Copy each line below in which the string "cittadinanza" occurs.

>>>>>

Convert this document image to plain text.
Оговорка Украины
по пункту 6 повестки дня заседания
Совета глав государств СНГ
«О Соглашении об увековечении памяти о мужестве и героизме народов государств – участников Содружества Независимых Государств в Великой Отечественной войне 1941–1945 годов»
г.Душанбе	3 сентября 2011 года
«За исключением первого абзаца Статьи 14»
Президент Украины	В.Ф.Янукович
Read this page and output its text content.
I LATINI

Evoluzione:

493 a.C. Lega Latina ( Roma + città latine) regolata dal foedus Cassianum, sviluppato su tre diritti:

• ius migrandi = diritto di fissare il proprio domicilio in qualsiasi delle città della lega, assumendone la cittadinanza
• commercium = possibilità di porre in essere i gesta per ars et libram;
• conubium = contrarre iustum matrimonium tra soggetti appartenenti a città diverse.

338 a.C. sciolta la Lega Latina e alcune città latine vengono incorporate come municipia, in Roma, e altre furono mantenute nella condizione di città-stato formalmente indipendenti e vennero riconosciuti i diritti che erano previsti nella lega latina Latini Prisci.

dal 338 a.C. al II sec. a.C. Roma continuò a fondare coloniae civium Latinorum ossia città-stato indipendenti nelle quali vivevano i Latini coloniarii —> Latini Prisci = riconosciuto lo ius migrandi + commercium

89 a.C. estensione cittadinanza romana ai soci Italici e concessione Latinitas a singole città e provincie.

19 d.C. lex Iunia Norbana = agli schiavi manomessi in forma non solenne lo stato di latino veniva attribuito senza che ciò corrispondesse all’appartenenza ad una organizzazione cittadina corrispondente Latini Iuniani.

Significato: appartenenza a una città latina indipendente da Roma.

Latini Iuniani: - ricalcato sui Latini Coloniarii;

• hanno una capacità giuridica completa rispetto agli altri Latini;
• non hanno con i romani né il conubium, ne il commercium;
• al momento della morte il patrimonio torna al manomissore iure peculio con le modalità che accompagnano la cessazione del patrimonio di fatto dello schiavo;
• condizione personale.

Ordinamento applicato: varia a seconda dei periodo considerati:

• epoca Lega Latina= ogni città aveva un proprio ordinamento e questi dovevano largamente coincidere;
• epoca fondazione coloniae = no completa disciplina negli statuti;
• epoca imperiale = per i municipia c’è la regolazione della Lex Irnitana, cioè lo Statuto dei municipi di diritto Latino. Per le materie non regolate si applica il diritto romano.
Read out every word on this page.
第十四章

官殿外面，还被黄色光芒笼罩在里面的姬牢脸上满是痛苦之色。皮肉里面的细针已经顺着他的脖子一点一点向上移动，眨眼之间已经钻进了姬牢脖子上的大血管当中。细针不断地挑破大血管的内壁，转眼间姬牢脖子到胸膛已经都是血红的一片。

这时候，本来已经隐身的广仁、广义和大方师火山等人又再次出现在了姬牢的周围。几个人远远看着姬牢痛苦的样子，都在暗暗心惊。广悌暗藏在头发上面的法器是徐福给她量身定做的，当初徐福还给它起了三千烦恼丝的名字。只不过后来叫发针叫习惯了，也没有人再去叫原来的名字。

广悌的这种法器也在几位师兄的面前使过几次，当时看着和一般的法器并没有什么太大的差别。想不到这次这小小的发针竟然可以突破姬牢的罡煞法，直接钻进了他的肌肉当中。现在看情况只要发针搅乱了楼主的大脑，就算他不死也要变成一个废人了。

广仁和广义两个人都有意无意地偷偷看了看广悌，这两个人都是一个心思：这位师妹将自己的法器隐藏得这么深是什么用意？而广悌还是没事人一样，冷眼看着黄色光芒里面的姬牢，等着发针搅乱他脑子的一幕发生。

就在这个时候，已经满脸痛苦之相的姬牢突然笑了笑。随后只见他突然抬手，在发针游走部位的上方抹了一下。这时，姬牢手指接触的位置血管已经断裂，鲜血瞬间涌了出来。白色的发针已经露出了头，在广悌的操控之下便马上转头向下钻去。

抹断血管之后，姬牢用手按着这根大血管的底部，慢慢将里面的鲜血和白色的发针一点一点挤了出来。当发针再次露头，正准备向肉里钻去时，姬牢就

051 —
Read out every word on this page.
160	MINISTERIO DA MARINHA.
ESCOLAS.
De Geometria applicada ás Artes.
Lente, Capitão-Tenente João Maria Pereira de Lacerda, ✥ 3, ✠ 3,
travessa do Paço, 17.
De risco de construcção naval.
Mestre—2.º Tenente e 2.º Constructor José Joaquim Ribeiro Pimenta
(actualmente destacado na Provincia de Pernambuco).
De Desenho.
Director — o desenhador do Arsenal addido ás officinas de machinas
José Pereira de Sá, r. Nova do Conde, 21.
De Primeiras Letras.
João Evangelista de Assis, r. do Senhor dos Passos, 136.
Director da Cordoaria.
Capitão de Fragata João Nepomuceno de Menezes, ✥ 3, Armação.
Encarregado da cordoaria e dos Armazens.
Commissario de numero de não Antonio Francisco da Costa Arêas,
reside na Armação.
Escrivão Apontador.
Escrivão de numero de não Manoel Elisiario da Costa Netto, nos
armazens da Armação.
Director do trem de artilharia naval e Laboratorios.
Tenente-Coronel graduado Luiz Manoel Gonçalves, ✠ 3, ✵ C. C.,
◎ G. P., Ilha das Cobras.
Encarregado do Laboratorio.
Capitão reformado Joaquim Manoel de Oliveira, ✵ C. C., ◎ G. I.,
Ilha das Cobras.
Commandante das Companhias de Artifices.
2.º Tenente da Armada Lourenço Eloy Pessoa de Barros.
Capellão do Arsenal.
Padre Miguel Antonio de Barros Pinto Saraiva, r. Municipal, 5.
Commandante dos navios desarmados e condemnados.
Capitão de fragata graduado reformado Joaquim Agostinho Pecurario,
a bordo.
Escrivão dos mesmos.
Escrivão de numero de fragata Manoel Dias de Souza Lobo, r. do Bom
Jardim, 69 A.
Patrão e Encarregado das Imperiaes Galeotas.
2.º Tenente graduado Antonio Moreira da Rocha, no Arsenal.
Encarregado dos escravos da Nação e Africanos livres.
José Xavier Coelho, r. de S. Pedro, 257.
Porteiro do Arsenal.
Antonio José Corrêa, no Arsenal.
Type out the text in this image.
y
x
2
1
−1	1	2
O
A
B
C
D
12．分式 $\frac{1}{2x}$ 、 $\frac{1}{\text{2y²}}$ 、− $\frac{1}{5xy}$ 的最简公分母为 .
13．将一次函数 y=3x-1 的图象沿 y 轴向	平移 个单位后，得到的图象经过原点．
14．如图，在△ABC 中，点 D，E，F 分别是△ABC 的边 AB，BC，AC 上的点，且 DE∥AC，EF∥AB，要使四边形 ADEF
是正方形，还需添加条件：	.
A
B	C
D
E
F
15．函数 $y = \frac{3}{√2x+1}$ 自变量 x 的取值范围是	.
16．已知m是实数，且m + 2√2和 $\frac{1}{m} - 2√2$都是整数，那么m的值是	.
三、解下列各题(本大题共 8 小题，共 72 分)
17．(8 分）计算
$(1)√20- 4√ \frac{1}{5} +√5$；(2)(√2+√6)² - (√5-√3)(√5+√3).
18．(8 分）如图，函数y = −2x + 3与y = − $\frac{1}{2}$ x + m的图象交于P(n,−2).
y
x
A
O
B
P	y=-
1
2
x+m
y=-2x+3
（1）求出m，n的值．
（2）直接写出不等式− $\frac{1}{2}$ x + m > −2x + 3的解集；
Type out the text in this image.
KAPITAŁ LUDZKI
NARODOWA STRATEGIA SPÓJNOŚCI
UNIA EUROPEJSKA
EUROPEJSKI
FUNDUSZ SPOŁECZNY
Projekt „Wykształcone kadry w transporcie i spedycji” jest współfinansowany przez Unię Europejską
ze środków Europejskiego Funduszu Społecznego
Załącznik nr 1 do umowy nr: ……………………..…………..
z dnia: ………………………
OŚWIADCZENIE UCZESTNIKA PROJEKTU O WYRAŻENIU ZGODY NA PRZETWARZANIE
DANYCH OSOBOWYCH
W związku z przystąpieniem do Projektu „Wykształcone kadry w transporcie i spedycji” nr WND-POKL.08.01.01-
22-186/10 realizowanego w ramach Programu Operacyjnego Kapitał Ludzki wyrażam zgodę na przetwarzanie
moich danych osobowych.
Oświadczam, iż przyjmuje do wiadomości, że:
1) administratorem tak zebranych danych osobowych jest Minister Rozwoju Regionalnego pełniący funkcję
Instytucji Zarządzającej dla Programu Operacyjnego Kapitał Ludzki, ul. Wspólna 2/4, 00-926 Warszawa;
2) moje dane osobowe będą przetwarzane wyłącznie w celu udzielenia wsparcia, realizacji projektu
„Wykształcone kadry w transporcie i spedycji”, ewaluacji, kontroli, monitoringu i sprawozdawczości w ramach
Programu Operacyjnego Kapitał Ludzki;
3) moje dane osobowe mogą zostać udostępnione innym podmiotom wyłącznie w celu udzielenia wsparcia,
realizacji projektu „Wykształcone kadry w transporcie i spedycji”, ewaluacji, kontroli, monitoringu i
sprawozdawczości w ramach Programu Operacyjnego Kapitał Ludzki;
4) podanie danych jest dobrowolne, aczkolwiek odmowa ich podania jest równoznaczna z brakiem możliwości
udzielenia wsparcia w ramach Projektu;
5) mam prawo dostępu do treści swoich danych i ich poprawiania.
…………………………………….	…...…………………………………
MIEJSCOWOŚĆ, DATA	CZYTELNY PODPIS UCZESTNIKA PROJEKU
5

<<<<<

▸ **In response**:
• ius migrandi = diritto di fissare il proprio domicilio in qualsiasi delle città della lega, assumendone la cittadinanza
89 a.C. estensione cittadinanza romana ai soci Italici e concessione Latinitas a singole città e provincie.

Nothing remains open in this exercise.